Directive:
Look through the listing below and work out how many of its lines hold the word "układu". Give only the number.

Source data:
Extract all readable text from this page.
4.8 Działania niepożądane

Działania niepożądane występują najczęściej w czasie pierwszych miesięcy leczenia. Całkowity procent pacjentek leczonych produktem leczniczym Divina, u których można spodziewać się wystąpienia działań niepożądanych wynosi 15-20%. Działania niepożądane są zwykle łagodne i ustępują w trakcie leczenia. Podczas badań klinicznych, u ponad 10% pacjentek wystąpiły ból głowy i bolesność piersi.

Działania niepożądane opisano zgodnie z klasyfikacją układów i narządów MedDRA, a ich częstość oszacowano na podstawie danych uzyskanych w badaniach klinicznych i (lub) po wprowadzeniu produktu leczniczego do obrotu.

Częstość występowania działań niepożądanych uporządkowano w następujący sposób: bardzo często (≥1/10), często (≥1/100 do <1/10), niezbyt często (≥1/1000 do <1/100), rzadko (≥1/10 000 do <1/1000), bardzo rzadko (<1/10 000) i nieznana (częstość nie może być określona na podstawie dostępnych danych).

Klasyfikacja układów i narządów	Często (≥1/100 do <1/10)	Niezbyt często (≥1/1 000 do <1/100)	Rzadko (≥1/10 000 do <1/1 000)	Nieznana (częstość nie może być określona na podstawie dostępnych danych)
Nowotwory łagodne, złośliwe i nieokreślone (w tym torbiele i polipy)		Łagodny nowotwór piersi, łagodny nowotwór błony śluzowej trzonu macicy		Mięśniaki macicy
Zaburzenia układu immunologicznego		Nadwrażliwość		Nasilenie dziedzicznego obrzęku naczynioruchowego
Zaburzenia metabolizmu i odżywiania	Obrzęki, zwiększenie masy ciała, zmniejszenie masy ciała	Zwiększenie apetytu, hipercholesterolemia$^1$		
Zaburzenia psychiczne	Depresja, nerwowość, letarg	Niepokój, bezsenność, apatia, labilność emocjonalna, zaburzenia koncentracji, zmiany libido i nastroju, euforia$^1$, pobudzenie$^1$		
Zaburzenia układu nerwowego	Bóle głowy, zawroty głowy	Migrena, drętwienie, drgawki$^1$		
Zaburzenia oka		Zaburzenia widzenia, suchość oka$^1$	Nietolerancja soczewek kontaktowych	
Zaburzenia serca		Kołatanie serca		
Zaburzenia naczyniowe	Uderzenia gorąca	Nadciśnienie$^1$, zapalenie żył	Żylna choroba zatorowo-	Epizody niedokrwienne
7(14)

Answer to the exercise:
2